• _EXERCISE PROMPT_
Count how many lines of the data include "title". The answer is that number and nothing else.

════════

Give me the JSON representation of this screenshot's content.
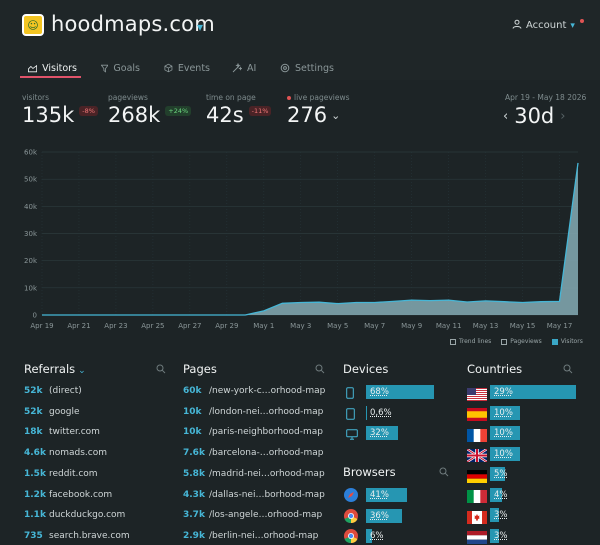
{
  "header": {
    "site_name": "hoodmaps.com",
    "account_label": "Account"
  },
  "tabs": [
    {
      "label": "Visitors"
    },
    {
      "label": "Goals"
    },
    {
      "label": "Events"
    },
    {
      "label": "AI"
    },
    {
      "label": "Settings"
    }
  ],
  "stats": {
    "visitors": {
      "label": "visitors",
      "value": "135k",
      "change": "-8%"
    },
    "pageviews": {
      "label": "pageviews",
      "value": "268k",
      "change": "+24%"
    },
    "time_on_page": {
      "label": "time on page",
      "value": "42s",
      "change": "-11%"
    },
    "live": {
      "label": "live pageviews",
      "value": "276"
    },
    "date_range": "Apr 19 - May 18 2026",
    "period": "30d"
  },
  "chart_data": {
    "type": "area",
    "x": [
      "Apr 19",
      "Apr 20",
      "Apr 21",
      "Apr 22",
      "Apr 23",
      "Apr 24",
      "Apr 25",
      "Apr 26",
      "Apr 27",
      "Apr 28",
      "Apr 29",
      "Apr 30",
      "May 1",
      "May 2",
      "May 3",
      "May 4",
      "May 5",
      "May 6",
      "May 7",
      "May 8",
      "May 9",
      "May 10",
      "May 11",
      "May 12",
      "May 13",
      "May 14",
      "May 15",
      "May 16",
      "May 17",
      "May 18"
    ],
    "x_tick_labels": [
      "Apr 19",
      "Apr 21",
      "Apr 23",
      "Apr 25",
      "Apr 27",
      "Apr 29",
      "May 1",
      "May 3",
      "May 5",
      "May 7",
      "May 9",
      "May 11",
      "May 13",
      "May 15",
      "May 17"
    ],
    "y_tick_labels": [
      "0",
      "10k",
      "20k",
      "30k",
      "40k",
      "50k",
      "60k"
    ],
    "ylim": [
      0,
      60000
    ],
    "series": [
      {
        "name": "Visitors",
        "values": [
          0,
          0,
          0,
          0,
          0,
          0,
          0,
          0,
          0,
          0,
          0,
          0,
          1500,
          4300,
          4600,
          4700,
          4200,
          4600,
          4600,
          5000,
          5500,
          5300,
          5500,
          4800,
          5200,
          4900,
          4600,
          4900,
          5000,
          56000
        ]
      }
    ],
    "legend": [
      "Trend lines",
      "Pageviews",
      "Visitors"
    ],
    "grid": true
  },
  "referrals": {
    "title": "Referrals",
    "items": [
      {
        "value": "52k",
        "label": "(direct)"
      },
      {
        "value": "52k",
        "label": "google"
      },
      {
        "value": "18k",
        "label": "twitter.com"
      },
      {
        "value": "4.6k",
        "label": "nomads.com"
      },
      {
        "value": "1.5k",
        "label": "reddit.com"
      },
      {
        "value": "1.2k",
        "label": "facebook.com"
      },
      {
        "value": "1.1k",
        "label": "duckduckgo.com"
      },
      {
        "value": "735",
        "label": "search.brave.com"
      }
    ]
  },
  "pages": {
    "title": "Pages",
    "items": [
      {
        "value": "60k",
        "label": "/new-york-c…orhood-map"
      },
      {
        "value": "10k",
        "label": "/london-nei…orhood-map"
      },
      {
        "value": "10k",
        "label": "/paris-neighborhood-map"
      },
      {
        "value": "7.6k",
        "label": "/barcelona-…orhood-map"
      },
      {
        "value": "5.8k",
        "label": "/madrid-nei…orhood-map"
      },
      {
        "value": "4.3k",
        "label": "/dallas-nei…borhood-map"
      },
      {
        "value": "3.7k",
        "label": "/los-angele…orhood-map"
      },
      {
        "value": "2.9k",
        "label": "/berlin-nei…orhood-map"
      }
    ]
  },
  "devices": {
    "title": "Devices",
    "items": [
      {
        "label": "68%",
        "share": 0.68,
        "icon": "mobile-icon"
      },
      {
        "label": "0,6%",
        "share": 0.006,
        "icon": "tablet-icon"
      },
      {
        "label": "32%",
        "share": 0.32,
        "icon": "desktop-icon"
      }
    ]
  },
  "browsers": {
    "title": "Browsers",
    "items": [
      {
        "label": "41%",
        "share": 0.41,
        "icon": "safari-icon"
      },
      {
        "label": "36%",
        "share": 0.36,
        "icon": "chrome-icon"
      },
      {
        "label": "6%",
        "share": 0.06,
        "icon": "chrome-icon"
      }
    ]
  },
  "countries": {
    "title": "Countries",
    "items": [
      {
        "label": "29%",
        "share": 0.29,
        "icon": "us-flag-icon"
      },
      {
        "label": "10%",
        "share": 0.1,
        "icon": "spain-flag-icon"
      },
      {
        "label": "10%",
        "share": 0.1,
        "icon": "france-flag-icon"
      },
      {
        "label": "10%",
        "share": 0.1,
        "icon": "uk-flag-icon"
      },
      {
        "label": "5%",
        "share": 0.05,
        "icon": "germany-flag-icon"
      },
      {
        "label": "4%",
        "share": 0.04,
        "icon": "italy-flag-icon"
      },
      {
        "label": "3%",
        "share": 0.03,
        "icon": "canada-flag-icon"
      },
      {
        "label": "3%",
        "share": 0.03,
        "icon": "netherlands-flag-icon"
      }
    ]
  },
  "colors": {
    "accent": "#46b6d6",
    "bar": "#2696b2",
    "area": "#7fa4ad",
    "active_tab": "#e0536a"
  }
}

════════

• _EXERCISE RESPONSE_
5